THE EXERCISE: Pull out every line from the listing that has the word "जनवर".

DATASET CONTENT:
--------------------

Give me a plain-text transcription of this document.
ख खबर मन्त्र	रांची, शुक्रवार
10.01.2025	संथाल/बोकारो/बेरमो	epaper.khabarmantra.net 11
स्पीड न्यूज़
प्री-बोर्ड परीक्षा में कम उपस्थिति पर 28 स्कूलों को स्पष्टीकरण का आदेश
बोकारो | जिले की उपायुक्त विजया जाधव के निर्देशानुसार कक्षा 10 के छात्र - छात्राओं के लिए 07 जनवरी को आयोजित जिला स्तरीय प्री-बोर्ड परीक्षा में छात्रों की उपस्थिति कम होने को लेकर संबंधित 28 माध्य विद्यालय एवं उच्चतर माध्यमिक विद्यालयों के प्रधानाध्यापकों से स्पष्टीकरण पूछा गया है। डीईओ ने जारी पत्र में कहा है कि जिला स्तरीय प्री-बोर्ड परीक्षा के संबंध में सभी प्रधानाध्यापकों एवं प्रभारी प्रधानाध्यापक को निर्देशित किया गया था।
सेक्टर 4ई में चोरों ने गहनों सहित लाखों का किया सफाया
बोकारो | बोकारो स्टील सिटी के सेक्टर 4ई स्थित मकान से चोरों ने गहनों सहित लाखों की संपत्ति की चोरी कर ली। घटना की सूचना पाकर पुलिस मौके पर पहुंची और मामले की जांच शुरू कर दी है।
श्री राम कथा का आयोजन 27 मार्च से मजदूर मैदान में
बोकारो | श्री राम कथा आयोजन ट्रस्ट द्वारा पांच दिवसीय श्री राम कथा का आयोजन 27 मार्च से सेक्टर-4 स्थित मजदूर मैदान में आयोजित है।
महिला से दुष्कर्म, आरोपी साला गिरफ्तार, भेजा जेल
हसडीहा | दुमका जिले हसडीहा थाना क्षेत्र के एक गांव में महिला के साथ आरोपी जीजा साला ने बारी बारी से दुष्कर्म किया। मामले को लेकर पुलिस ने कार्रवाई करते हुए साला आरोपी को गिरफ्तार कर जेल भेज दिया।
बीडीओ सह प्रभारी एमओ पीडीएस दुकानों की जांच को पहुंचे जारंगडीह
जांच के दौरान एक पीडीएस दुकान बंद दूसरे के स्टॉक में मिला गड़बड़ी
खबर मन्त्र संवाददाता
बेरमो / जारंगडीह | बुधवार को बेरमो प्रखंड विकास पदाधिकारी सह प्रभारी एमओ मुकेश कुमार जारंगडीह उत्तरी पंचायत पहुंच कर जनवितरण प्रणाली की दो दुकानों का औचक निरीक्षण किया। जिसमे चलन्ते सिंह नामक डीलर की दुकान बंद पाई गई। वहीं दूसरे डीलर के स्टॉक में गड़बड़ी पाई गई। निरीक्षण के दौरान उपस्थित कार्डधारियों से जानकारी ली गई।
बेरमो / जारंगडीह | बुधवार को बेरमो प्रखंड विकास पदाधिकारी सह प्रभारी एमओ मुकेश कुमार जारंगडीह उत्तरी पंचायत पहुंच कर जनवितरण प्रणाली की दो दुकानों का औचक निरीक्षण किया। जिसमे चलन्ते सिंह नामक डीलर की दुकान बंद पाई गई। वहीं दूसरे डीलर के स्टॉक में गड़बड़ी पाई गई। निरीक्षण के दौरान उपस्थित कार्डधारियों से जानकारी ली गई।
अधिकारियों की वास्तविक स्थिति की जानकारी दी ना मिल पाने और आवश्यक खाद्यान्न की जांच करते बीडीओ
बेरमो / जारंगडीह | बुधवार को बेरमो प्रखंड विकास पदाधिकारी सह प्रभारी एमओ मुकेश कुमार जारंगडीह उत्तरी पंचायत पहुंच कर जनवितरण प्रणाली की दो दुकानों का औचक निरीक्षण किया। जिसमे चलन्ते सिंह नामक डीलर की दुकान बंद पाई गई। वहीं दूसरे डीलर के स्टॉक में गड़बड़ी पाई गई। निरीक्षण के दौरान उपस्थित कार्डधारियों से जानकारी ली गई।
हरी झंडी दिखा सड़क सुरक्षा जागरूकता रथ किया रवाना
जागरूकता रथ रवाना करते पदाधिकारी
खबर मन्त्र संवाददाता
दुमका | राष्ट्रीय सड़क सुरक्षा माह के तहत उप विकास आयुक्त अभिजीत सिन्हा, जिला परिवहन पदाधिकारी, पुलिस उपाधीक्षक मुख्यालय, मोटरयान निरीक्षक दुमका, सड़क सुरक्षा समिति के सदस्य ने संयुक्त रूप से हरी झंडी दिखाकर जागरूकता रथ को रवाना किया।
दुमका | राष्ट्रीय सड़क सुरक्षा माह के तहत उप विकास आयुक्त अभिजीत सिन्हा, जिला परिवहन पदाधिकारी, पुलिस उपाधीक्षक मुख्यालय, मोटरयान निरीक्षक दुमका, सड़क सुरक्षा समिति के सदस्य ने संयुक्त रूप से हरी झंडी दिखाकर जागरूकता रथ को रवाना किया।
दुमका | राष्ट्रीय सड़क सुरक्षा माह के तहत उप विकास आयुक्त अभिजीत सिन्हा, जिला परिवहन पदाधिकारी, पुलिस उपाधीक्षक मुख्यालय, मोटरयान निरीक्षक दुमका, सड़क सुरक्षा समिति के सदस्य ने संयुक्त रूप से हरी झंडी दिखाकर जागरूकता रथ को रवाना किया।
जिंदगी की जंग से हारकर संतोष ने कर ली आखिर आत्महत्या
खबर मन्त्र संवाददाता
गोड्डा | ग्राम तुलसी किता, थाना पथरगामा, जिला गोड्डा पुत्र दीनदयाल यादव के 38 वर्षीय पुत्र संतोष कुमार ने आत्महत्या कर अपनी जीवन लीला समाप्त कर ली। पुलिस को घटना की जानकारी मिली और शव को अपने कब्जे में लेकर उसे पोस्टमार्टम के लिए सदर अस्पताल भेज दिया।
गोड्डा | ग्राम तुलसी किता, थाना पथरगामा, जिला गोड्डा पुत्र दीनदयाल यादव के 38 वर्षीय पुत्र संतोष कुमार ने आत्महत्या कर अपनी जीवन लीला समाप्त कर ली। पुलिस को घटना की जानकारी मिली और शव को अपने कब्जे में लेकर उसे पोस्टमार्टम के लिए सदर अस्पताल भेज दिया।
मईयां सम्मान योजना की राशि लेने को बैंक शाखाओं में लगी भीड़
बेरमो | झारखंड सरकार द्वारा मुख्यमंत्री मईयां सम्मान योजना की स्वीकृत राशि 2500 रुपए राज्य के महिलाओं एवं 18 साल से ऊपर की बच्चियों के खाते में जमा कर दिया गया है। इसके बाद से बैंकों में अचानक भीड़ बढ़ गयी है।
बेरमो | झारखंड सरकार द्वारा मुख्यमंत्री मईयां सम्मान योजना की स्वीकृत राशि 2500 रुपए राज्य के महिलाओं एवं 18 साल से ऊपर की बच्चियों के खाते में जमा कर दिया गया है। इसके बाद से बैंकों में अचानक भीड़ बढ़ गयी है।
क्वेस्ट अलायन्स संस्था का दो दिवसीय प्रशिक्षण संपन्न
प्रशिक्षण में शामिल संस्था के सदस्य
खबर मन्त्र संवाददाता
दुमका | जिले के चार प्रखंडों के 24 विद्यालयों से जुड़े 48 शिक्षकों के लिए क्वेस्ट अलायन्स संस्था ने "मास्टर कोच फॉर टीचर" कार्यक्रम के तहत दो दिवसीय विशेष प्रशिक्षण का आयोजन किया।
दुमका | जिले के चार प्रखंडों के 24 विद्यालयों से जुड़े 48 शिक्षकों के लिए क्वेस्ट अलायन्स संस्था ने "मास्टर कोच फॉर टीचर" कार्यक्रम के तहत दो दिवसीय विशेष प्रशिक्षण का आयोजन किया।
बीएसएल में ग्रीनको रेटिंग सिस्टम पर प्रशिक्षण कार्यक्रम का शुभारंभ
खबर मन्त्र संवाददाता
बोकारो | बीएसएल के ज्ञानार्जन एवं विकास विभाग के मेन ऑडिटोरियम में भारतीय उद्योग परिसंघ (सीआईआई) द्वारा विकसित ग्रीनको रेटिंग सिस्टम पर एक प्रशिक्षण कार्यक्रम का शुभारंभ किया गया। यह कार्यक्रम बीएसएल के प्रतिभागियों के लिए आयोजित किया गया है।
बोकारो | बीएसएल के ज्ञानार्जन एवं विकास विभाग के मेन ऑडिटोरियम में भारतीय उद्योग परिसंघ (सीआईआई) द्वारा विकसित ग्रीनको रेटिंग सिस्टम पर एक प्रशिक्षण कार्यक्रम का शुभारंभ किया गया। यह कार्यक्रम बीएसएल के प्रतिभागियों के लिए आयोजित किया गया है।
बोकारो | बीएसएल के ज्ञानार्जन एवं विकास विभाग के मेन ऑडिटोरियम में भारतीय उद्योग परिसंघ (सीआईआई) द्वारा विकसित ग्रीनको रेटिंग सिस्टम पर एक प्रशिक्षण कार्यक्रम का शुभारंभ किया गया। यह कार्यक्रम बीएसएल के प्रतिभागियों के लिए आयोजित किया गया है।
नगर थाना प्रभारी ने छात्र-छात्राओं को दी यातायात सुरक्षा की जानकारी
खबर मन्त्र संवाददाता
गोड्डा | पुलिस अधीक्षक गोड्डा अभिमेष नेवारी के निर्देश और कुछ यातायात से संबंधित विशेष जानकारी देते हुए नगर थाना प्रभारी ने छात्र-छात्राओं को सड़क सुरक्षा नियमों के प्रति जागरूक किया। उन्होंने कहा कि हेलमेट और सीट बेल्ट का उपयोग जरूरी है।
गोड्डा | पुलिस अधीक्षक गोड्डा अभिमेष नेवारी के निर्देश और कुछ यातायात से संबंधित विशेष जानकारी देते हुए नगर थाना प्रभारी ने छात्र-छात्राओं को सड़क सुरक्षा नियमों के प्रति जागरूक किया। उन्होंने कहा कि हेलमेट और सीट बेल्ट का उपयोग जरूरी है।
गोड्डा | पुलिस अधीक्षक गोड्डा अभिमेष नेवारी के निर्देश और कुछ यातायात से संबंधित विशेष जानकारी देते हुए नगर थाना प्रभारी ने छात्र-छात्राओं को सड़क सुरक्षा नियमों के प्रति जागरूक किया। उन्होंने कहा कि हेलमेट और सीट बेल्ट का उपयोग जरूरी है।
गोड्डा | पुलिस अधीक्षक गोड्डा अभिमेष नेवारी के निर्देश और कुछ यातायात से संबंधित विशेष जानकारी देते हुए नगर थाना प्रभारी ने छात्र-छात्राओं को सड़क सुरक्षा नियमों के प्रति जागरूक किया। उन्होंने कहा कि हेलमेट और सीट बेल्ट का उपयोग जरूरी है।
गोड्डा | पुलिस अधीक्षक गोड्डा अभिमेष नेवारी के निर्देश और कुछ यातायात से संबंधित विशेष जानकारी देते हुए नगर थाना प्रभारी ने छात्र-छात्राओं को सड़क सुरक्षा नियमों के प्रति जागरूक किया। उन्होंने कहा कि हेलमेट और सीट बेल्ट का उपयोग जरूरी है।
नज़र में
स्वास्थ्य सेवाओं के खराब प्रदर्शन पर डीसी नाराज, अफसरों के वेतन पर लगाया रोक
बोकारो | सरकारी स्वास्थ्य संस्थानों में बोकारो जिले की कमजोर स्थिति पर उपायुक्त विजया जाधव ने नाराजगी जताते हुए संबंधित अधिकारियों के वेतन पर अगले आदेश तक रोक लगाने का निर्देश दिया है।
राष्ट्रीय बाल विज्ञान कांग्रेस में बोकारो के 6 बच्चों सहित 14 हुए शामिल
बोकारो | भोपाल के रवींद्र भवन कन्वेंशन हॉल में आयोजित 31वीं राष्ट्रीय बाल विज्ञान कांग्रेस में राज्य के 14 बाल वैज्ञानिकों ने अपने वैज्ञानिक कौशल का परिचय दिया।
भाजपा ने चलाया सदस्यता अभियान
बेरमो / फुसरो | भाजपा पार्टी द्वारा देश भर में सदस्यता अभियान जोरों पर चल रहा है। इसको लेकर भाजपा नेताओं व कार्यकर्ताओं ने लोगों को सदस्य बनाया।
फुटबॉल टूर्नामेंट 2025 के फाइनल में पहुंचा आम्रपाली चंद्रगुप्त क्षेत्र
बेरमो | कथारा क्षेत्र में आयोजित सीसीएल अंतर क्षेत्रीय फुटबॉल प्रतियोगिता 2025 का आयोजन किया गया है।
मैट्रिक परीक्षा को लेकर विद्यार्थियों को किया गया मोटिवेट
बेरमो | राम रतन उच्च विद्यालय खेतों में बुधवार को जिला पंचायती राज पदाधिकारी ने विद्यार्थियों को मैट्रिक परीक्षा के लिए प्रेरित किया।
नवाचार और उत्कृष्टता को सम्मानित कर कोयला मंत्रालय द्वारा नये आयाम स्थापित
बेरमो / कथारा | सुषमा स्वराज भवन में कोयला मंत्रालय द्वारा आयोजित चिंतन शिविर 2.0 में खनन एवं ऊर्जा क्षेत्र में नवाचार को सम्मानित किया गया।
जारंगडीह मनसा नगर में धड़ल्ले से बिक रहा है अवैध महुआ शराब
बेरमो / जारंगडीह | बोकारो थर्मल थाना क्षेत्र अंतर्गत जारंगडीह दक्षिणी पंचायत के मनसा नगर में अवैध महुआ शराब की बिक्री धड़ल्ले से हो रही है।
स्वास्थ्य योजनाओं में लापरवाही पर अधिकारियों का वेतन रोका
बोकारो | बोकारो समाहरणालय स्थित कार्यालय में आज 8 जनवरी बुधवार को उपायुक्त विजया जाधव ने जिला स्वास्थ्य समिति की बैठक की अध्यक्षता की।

--------------------

REPLY TO THE EXERCISE:
बोकारो | जिले की उपायुक्त विजया जाधव के निर्देशानुसार कक्षा 10 के छात्र - छात्राओं के लिए 07 जनवरी को आयोजित जिला स्तरीय प्री-बोर्ड परीक्षा में छात्रों की उपस्थिति कम होने को लेकर संबंधित 28 माध्य विद्यालय एवं उच्चतर माध्यमिक विद्यालयों के प्रधानाध्यापकों से स्पष्टीकरण पूछा गया है। डीईओ ने जारी पत्र में कहा है कि जिला स्तरीय प्री-बोर्ड परीक्षा के संबंध में सभी प्रधानाध्यापकों एवं प्रभारी प्रधानाध्यापक को निर्देशित किया गया था।
बोकारो | बोकारो समाहरणालय स्थित कार्यालय में आज 8 जनवरी बुधवार को उपायुक्त विजया जाधव ने जिला स्वास्थ्य समिति की बैठक की अध्यक्षता की।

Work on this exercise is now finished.